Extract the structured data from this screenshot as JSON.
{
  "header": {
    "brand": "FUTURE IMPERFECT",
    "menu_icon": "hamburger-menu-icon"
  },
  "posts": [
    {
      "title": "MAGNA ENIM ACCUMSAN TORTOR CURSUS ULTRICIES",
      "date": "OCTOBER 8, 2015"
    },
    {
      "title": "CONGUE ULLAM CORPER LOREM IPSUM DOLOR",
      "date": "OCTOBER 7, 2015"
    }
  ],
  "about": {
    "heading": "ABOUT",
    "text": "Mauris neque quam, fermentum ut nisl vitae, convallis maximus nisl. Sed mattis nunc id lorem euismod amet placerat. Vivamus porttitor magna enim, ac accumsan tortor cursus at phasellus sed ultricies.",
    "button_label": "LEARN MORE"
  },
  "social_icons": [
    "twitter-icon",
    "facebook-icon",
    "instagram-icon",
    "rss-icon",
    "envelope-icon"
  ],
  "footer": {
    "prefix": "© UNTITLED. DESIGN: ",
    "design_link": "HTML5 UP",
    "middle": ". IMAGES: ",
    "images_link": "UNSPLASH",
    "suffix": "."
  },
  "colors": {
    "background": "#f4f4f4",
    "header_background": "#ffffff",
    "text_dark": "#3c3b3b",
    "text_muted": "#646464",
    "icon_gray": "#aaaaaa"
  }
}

Stated task: Gather up every line in the data above that contains the word "OCTOBER", copying each one.

Task solution:
      "date": "OCTOBER 8, 2015"
      "date": "OCTOBER 7, 2015"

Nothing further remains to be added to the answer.